---- Records for the task

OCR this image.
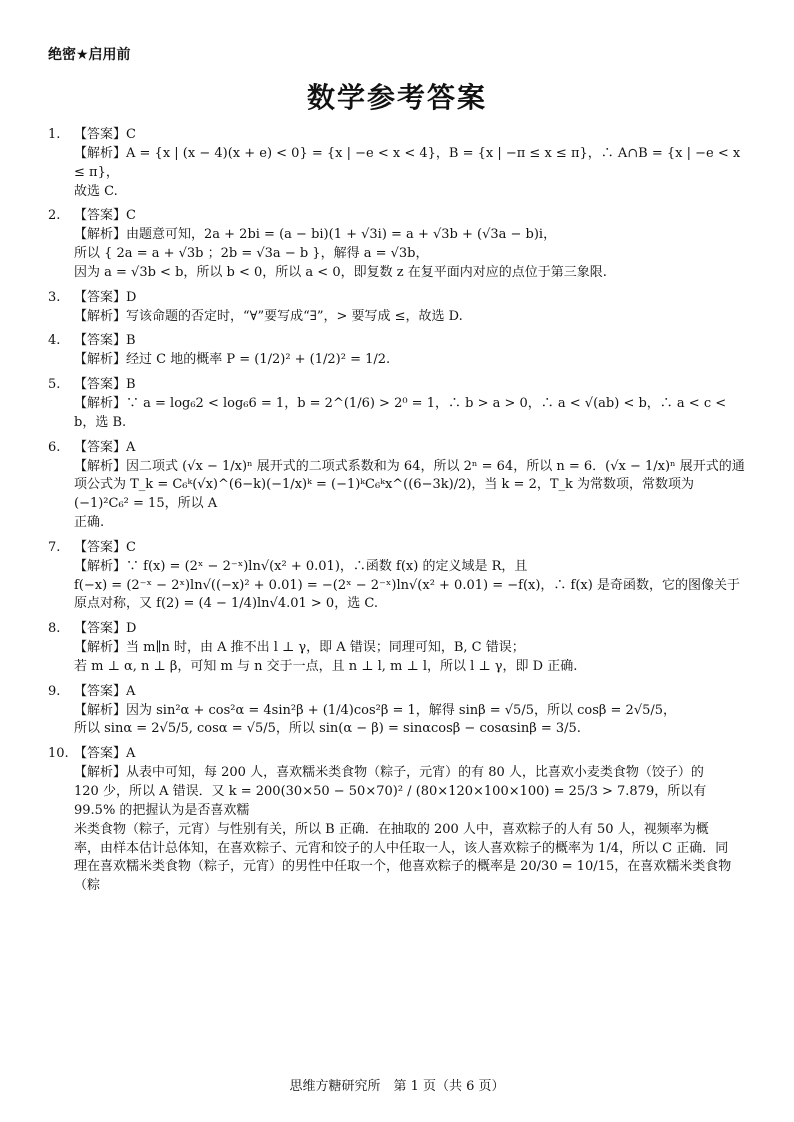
绝密★启用前
数学参考答案
1.	【答案】C
【解析】A = {x | (x − 4)(x + e) < 0} = {x | −e < x < 4}，B = {x | −π ≤ x ≤ π}，∴ A∩B = {x | −e < x ≤ π}，
故选 C.
2.	【答案】C
【解析】由题意可知，2a + 2bi = (a − bi)(1 + √3i) = a + √3b + (√3a − b)i，
所以 { 2a = a + √3b ；2b = √3a − b }，解得 a = √3b，
因为 a = √3b < b，所以 b < 0，所以 a < 0，即复数 z 在复平面内对应的点位于第三象限.
3.	【答案】D
【解析】写该命题的否定时，“∀”要写成“∃”，> 要写成 ≤，故选 D.
4.	【答案】B
【解析】经过 C 地的概率 P = (1/2)² + (1/2)² = 1/2.
5.	【答案】B
【解析】∵ a = log₆2 < log₆6 = 1，b = 2^(1/6) > 2⁰ = 1，∴ b > a > 0，∴ a < √(ab) < b，∴ a < c < b，选 B.
6.	【答案】A
【解析】因二项式 (√x − 1/x)ⁿ 展开式的二项式系数和为 64，所以 2ⁿ = 64，所以 n = 6．(√x − 1/x)ⁿ 展开式的通
项公式为 T_k = C₆ᵏ(√x)^(6−k)(−1/x)ᵏ = (−1)ᵏC₆ᵏx^((6−3k)/2)，当 k = 2，T_k 为常数项，常数项为 (−1)²C₆² = 15，所以 A
正确.
7.	【答案】C
【解析】∵ f(x) = (2ˣ − 2⁻ˣ)ln√(x² + 0.01)，∴函数 f(x) 的定义域是 R，且
f(−x) = (2⁻ˣ − 2ˣ)ln√((−x)² + 0.01) = −(2ˣ − 2⁻ˣ)ln√(x² + 0.01) = −f(x)，∴ f(x) 是奇函数，它的图像关于
原点对称，又 f(2) = (4 − 1/4)ln√4.01 > 0，选 C.
8.	【答案】D
【解析】当 m∥n 时，由 A 推不出 l ⊥ γ，即 A 错误；同理可知，B, C 错误；
若 m ⊥ α, n ⊥ β，可知 m 与 n 交于一点，且 n ⊥ l, m ⊥ l，所以 l ⊥ γ，即 D 正确.
9.	【答案】A
【解析】因为 sin²α + cos²α = 4sin²β + (1/4)cos²β = 1，解得 sinβ = √5/5，所以 cosβ = 2√5/5，
所以 sinα = 2√5/5, cosα = √5/5，所以 sin(α − β) = sinαcosβ − cosαsinβ = 3/5.
10. 【答案】A
【解析】从表中可知，每 200 人，喜欢糯米类食物（粽子，元宵）的有 80 人，比喜欢小麦类食物（饺子）的
120 少，所以 A 错误．又 k = 200(30×50 − 50×70)² / (80×120×100×100) = 25/3 > 7.879，所以有 99.5% 的把握认为是否喜欢糯
米类食物（粽子，元宵）与性别有关，所以 B 正确．在抽取的 200 人中，喜欢粽子的人有 50 人，视频率为概
率，由样本估计总体知，在喜欢粽子、元宵和饺子的人中任取一人，该人喜欢粽子的概率为 1/4，所以 C 正确．同
理在喜欢糯米类食物（粽子，元宵）的男性中任取一个，他喜欢粽子的概率是 20/30 = 10/15，在喜欢糯米类食物（粽
思维方糖研究所　第 1 页（共 6 页）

--------

**Instruction:** Without including any picture, retype the entries exactly.

**Response:**
OCR this image.
绝密★启用前
数学参考答案
1.	【答案】C
【解析】A = {x | (x − 4)(x + e) < 0} = {x | −e < x < 4}，B = {x | −π ≤ x ≤ π}，∴ A∩B = {x | −e < x ≤ π}，
故选 C.
2.	【答案】C
【解析】由题意可知，2a + 2bi = (a − bi)(1 + √3i) = a + √3b + (√3a − b)i，
所以 { 2a = a + √3b ；2b = √3a − b }，解得 a = √3b，
因为 a = √3b < b，所以 b < 0，所以 a < 0，即复数 z 在复平面内对应的点位于第三象限.
3.	【答案】D
【解析】写该命题的否定时，“∀”要写成“∃”，> 要写成 ≤，故选 D.
4.	【答案】B
【解析】经过 C 地的概率 P = (1/2)² + (1/2)² = 1/2.
5.	【答案】B
【解析】∵ a = log₆2 < log₆6 = 1，b = 2^(1/6) > 2⁰ = 1，∴ b > a > 0，∴ a < √(ab) < b，∴ a < c < b，选 B.
6.	【答案】A
【解析】因二项式 (√x − 1/x)ⁿ 展开式的二项式系数和为 64，所以 2ⁿ = 64，所以 n = 6．(√x − 1/x)ⁿ 展开式的通
项公式为 T_k = C₆ᵏ(√x)^(6−k)(−1/x)ᵏ = (−1)ᵏC₆ᵏx^((6−3k)/2)，当 k = 2，T_k 为常数项，常数项为 (−1)²C₆² = 15，所以 A
正确.
7.	【答案】C
【解析】∵ f(x) = (2ˣ − 2⁻ˣ)ln√(x² + 0.01)，∴函数 f(x) 的定义域是 R，且
f(−x) = (2⁻ˣ − 2ˣ)ln√((−x)² + 0.01) = −(2ˣ − 2⁻ˣ)ln√(x² + 0.01) = −f(x)，∴ f(x) 是奇函数，它的图像关于
原点对称，又 f(2) = (4 − 1/4)ln√4.01 > 0，选 C.
8.	【答案】D
【解析】当 m∥n 时，由 A 推不出 l ⊥ γ，即 A 错误；同理可知，B, C 错误；
若 m ⊥ α, n ⊥ β，可知 m 与 n 交于一点，且 n ⊥ l, m ⊥ l，所以 l ⊥ γ，即 D 正确.
9.	【答案】A
【解析】因为 sin²α + cos²α = 4sin²β + (1/4)cos²β = 1，解得 sinβ = √5/5，所以 cosβ = 2√5/5，
所以 sinα = 2√5/5, cosα = √5/5，所以 sin(α − β) = sinαcosβ − cosαsinβ = 3/5.
10. 【答案】A
【解析】从表中可知，每 200 人，喜欢糯米类食物（粽子，元宵）的有 80 人，比喜欢小麦类食物（饺子）的
120 少，所以 A 错误．又 k = 200(30×50 − 50×70)² / (80×120×100×100) = 25/3 > 7.879，所以有 99.5% 的把握认为是否喜欢糯
米类食物（粽子，元宵）与性别有关，所以 B 正确．在抽取的 200 人中，喜欢粽子的人有 50 人，视频率为概
率，由样本估计总体知，在喜欢粽子、元宵和饺子的人中任取一人，该人喜欢粽子的概率为 1/4，所以 C 正确．同
理在喜欢糯米类食物（粽子，元宵）的男性中任取一个，他喜欢粽子的概率是 20/30 = 10/15，在喜欢糯米类食物（粽
思维方糖研究所　第 1 页（共 6 页）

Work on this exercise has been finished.